* **Required task**
Reproduce every line in the listing that contains the word "title".

[Stored data entries]
********

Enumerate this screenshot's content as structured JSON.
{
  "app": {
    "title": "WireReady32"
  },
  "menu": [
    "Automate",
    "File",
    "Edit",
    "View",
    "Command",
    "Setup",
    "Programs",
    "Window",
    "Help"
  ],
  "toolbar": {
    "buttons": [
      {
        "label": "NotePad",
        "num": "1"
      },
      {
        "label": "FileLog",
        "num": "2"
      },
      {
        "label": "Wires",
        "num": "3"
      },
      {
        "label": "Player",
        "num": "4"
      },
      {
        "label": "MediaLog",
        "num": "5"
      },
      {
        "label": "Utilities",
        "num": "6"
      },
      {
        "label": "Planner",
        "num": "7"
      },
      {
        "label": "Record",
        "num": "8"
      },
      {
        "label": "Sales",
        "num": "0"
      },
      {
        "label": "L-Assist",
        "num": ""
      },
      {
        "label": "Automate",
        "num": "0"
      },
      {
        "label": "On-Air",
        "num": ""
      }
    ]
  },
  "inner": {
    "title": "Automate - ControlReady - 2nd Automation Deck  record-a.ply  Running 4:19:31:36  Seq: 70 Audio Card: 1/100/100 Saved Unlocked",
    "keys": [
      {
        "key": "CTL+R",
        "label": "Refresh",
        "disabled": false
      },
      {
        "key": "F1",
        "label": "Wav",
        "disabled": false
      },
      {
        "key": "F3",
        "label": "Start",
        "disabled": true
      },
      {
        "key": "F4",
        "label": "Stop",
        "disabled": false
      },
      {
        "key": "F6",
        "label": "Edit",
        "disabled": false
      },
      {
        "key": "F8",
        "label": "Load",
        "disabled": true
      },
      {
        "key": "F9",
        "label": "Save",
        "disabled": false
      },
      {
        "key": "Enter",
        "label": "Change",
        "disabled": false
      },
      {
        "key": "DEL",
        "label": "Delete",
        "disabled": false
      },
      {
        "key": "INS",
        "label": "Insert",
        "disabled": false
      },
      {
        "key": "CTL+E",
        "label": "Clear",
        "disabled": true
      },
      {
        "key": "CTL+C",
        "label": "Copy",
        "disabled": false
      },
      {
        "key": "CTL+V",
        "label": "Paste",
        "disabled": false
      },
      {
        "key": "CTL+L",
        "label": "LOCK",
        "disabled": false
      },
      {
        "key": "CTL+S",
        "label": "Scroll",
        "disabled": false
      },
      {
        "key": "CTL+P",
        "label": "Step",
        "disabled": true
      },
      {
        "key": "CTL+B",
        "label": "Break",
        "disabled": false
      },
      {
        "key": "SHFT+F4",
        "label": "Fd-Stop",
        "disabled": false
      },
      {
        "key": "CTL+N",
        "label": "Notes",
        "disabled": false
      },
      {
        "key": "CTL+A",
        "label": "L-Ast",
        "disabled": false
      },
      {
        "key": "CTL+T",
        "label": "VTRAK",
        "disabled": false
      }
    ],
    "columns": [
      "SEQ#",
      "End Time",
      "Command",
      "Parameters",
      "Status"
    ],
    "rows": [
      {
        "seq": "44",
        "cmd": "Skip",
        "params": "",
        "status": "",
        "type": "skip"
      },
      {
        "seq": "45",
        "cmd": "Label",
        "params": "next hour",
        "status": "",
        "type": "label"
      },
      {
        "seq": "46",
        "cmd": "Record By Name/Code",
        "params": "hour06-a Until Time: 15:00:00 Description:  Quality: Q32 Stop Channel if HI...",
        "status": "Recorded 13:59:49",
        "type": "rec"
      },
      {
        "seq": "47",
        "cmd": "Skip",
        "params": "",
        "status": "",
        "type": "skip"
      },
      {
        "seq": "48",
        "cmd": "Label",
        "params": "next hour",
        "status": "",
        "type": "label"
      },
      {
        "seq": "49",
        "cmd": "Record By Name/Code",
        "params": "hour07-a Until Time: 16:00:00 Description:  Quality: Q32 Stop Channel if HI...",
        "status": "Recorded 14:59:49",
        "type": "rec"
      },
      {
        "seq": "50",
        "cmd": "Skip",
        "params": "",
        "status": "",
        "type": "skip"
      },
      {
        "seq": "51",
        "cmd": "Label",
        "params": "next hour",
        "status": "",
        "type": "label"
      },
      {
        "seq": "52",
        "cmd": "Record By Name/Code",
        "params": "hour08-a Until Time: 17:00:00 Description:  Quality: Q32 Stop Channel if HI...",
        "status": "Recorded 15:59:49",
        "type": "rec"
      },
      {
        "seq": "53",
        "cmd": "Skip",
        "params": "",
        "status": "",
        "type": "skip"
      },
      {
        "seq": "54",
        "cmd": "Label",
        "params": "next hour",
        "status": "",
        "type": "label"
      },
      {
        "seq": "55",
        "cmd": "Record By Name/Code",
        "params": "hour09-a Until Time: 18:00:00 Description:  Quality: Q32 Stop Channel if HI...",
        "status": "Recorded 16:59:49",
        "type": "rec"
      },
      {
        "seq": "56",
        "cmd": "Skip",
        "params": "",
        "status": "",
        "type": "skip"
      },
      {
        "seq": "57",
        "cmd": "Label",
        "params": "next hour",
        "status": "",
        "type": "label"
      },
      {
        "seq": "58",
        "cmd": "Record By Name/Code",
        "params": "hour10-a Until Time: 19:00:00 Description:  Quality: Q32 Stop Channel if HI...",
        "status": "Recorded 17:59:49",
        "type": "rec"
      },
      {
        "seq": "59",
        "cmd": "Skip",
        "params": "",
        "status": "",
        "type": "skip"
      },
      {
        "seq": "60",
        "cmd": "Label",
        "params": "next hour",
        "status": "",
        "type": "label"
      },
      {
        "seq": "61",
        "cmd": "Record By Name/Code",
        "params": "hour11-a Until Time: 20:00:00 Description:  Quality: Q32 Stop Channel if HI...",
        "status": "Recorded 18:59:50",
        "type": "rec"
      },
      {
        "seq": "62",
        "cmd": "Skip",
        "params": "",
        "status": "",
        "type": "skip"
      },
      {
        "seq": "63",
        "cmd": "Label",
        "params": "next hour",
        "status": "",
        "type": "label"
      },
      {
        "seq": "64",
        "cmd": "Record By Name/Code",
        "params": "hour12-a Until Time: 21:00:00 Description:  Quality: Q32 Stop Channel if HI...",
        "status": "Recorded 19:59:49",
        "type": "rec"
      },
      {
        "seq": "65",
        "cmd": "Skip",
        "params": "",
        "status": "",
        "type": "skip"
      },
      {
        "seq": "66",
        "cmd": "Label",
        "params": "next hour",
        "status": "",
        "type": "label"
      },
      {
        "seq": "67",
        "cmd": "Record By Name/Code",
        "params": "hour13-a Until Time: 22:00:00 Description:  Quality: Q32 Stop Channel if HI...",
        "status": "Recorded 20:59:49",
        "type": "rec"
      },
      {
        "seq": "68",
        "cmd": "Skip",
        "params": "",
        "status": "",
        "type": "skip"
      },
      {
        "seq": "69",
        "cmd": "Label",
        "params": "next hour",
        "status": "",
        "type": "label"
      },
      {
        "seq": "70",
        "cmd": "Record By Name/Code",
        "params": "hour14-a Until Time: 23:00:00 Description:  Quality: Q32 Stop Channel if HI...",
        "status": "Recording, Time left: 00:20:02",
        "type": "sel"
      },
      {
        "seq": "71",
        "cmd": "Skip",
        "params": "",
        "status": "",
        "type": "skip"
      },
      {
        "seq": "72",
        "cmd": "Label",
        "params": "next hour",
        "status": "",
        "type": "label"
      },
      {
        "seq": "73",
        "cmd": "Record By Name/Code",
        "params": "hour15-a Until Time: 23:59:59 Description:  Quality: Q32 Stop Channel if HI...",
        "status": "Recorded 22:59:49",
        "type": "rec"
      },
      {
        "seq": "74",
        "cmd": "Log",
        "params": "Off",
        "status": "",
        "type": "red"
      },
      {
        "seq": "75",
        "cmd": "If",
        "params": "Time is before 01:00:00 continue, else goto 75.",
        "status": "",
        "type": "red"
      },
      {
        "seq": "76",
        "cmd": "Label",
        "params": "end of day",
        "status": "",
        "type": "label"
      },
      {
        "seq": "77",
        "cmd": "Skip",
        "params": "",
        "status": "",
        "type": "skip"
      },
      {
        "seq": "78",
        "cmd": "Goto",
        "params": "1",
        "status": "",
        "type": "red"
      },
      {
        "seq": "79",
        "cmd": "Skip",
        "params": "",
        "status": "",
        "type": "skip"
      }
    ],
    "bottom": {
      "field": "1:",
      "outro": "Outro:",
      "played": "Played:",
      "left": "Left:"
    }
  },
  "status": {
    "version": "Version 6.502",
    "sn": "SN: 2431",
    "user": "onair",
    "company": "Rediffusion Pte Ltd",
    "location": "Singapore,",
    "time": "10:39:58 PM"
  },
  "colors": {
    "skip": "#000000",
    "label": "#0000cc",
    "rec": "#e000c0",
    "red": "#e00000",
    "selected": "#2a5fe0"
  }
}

********

* **Result below**
    "title": "WireReady32"
    "title": "Automate - ControlReady - 2nd Automation Deck  record-a.ply  Running 4:19:31:36  Seq: 70 Audio Card: 1/100/100 Saved Unlocked",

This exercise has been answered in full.